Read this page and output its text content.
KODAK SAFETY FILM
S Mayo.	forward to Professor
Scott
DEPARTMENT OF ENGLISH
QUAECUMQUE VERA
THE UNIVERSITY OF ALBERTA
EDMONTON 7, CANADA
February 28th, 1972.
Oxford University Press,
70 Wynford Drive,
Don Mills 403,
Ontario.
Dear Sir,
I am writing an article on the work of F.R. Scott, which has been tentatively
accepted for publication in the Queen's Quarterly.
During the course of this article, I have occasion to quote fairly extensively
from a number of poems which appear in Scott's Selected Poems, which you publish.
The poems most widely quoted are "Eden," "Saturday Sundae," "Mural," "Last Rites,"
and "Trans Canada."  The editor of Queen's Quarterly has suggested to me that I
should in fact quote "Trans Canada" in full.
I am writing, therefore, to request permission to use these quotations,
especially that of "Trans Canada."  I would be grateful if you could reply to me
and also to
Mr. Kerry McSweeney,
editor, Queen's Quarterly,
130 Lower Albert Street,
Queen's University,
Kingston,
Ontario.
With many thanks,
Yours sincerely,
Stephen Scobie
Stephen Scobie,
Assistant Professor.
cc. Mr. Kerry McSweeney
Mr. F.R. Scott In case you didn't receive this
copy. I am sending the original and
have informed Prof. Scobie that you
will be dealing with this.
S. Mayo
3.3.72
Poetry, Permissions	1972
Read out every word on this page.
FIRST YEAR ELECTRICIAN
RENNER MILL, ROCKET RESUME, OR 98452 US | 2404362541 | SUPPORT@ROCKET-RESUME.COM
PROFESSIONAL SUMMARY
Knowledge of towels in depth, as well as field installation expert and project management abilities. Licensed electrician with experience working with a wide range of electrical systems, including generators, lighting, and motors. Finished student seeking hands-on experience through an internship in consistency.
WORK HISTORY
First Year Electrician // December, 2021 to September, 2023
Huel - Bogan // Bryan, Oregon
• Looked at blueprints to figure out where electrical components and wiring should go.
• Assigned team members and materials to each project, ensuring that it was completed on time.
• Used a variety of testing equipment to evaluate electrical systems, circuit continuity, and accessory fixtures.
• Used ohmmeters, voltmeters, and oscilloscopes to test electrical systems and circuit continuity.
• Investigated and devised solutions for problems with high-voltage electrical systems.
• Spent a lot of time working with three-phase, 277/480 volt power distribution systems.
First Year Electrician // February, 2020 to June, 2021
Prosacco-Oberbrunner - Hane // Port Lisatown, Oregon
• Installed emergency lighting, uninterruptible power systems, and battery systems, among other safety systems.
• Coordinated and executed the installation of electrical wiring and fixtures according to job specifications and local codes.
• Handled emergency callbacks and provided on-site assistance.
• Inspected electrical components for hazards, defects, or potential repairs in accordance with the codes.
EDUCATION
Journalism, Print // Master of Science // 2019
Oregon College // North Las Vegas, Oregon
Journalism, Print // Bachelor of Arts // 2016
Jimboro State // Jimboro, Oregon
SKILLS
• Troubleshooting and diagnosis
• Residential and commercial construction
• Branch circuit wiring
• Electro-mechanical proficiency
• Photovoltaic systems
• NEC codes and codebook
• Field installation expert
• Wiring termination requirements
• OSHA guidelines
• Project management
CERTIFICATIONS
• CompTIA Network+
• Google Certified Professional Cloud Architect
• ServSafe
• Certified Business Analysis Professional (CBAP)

- - - -

What needs to be done
Pick out each line containing "Read" and report it.

Exercise result
Read this page and output its text content.
Read out every word on this page.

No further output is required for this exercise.